*TRECHO DE ORIGEM*
No início da década, a editora Aymará, de Curitiba, lançou uma série de livros didáticos feita para "revisar os conceitos", como diz a propaganda. A boa ideia – capitaneada pelo editor Áureo Gomes Monteiro Júnior – era educar pela cidade. Todo e qualquer conteúdo poderia ser desenvolvido tendo como ponto de partida a urbe. Algo como à Física pelo trânsito, à Botânica pelos parques, à Língua Portuguesa pelos grafites, assim, num contínuo, ao sabor da inventividade.

O projeto fez bela carreira e mais importante que a quantidade de municípios que o adotou é a influência que deixou. Ensinar tendo como fonte o que acontece na rua é um desafio sem par para um país de tradição conteudista, como o Brasil. Carregar a criançada para o espaço público, então, uma operação digna de Guerra de Troia. Não há pesquisas que comprovem, mas, depois que a editora abriu esse debate e essa prática, muitas escolas foram atrás da caravana, dando um passo que seja em direção à calçada e a quem passeia por ela.

Não é nenhum mar de rosas, evidente. Muitos e muitos pais veem a escola como espaço de segurança – querem seus filhos guardados e recebem com pedras na mão a notícia de que os seus foram ver o Rio Belém poluído, passando lodoso e abandonado no meio da Vila das Torres. Não raro, negam-se a dar autorização para o deslocamento. Acham que aluno tendo aula fora da escola é privilégio de quem mora na Europa, onde não faltam museus, igrejas e lugares cuja relação com os livros – de História, em especial – é flagrante. Uma pena.

*LISTAGEM EXTRAÍDA*
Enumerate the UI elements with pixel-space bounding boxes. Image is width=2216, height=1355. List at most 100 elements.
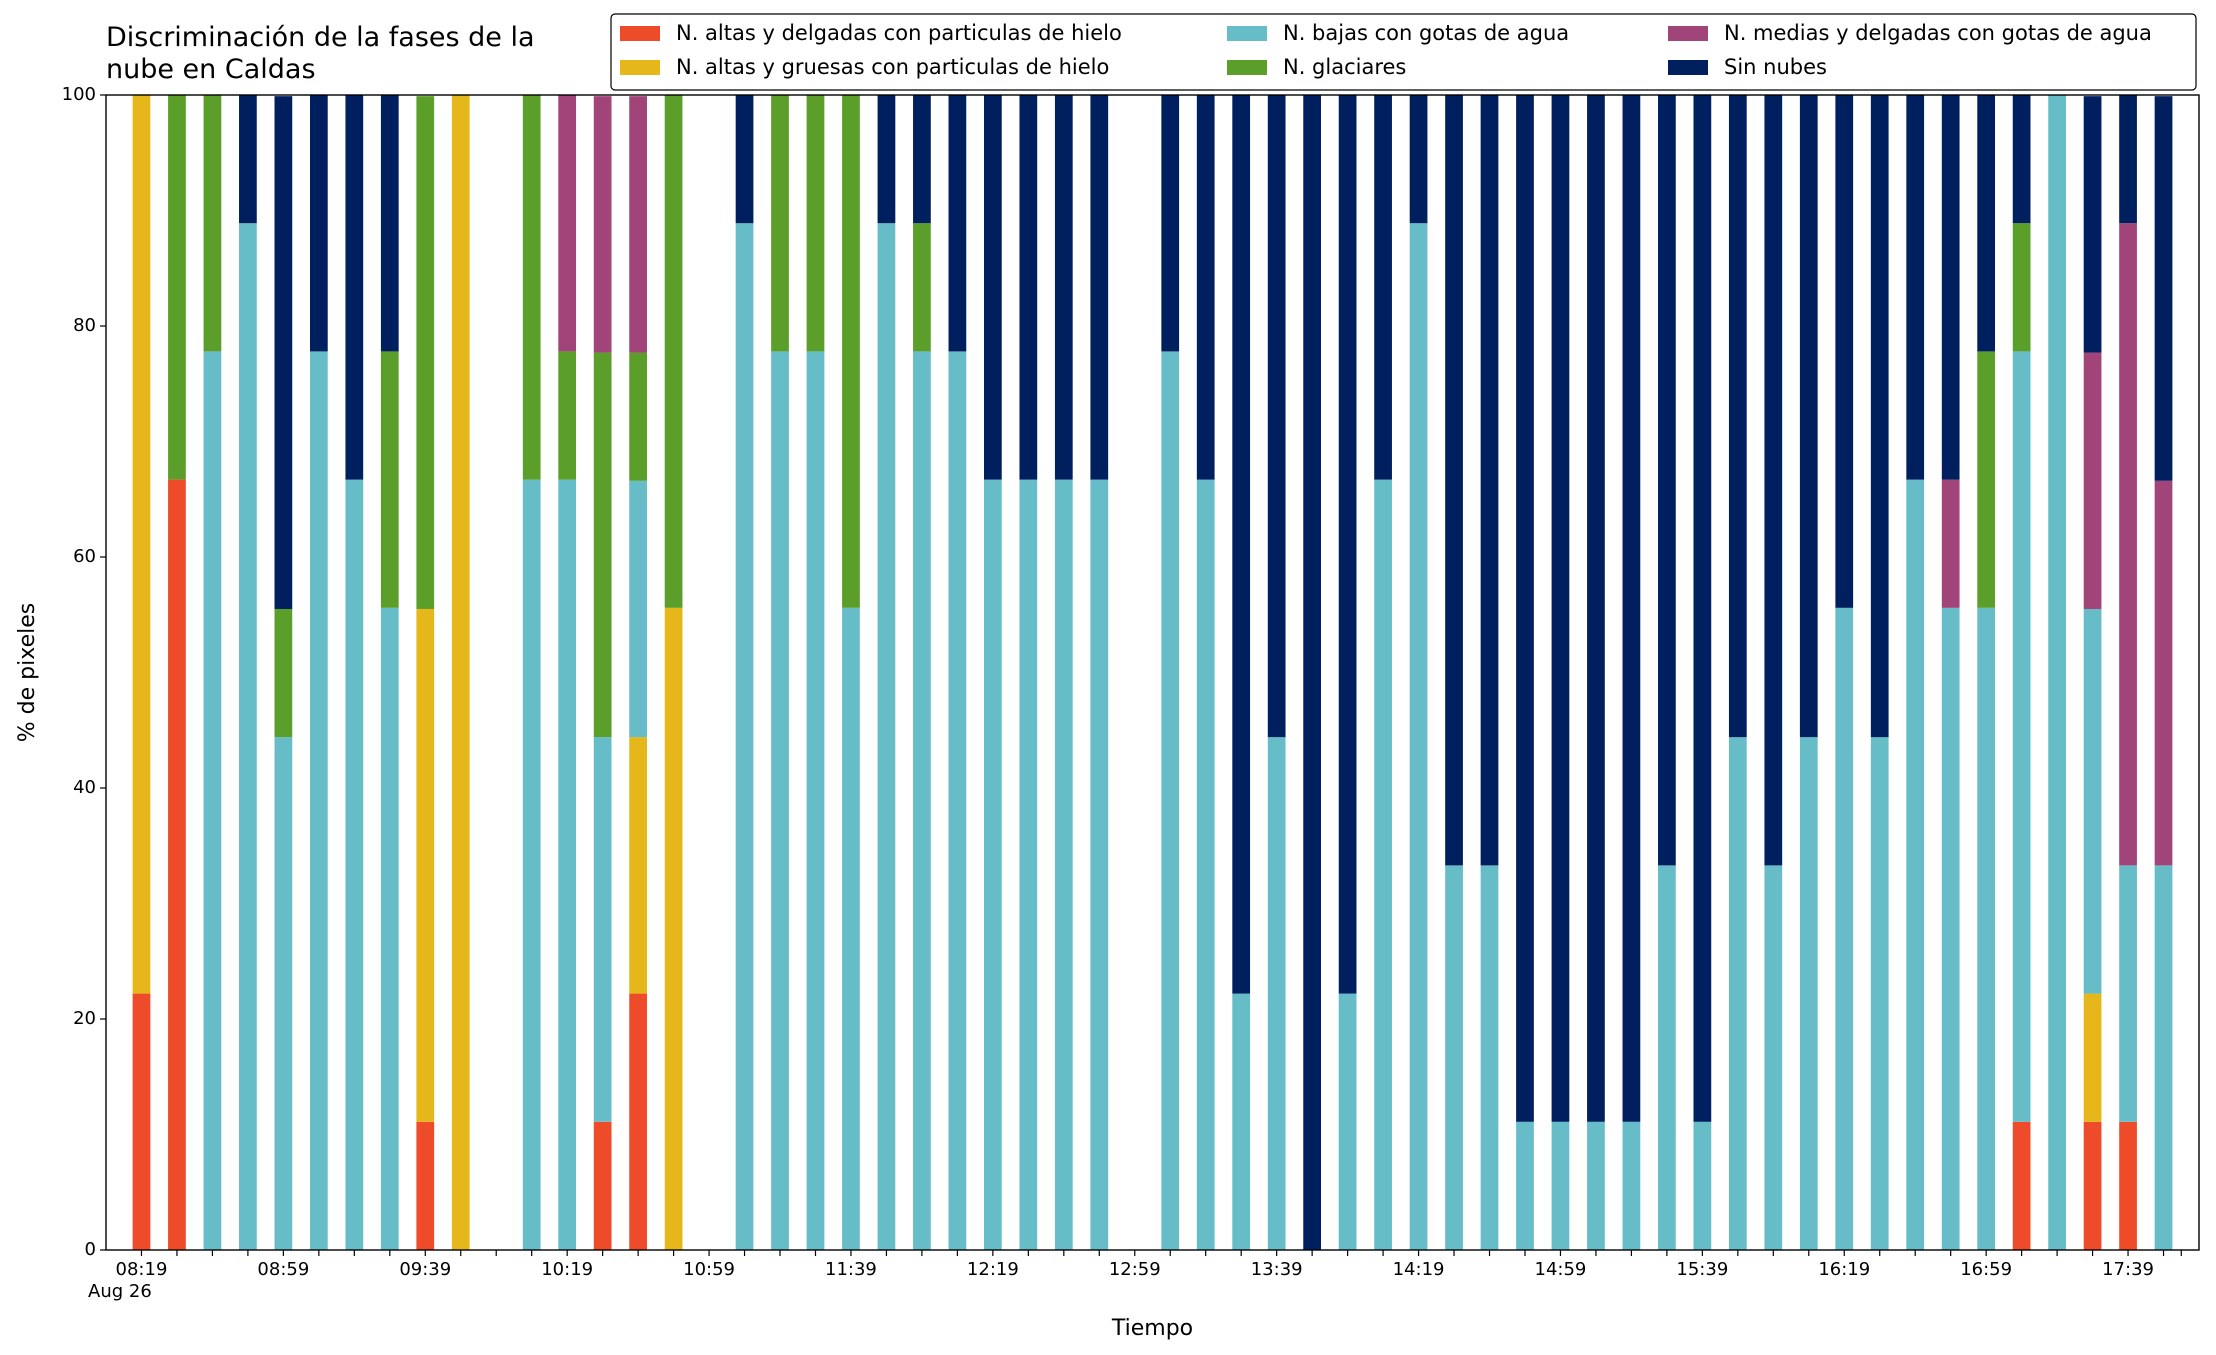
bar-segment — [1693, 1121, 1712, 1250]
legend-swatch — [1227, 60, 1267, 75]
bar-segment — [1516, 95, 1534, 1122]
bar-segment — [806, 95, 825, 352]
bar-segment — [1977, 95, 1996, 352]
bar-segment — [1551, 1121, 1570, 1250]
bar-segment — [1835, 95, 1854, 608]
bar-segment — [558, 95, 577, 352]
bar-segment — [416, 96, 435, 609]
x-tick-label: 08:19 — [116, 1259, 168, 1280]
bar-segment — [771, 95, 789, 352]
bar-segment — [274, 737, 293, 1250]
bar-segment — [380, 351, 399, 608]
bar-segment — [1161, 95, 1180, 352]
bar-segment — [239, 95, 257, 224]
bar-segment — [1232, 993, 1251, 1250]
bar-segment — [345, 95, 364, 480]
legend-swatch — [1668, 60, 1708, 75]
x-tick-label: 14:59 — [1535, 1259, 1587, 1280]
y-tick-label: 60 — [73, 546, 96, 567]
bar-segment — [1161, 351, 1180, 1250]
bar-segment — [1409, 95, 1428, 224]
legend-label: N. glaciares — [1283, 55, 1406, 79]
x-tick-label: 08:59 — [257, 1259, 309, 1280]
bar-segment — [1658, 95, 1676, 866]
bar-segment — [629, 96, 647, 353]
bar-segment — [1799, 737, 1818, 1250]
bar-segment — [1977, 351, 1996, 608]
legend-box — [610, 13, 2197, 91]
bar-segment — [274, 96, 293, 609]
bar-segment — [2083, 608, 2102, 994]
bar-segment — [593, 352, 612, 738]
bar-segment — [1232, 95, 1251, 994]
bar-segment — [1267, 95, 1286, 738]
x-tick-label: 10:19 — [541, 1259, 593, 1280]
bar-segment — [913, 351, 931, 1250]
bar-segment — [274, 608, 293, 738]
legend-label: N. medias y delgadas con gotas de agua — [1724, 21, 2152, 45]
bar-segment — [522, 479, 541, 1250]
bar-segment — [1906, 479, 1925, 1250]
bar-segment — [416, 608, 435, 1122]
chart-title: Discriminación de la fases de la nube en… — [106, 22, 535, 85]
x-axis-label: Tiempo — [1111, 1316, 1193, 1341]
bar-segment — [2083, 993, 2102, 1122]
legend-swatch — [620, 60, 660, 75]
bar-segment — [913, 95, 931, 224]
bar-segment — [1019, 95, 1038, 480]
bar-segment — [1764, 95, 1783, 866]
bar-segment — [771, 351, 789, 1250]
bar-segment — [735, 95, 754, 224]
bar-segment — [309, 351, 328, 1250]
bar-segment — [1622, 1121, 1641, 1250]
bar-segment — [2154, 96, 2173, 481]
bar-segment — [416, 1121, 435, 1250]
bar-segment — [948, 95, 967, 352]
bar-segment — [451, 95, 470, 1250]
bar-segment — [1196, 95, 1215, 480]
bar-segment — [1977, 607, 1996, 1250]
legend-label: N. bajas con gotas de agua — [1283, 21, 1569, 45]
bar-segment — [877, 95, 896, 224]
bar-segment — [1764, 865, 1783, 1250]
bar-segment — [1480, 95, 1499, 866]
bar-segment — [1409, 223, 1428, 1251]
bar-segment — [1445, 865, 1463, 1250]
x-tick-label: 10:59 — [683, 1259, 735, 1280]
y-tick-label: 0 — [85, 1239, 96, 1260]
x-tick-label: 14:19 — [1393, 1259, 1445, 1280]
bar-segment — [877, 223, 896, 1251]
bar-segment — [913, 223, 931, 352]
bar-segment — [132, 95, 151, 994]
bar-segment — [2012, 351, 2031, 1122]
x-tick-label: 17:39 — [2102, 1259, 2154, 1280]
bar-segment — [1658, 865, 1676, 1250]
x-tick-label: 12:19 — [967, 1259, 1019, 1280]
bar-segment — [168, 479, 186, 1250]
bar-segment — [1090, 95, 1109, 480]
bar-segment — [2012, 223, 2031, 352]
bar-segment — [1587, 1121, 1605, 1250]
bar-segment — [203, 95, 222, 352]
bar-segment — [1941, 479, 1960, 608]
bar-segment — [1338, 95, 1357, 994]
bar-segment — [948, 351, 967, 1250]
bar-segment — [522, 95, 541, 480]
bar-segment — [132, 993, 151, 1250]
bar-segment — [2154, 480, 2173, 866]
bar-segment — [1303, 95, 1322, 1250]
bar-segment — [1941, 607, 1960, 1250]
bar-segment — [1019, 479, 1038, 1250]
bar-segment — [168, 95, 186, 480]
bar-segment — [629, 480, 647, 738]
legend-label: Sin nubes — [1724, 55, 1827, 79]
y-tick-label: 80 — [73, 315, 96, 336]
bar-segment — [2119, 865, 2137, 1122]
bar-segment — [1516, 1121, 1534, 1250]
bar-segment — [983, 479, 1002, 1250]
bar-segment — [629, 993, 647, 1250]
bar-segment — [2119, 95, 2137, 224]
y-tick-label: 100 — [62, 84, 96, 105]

*SUAS TAREFAS*
1: Segundo o trecho de origem, qual editor capitaneou a ideia da série de livros didáticos da editora Aymará?
2: Devolva, sem nenhuma alteração, a passagem do trecho de origem entre "Não é nenhum" e "flagrante. Uma pena.", inclusive.

*LISTA DE RESPOSTAS*
1: O editor Áureo Gomes Monteiro Júnior.

2:
Não é nenhum mar de rosas, evidente. Muitos e muitos pais veem a escola como espaço de segurança – querem seus filhos guardados e recebem com pedras na mão a notícia de que os seus foram ver o Rio Belém poluído, passando lodoso e abandonado no meio da Vila das Torres. Não raro, negam-se a dar autorização para o deslocamento. Acham que aluno tendo aula fora da escola é privilégio de quem mora na Europa, onde não faltam museus, igrejas e lugares cuja relação com os livros – de História, em especial – é flagrante. Uma pena.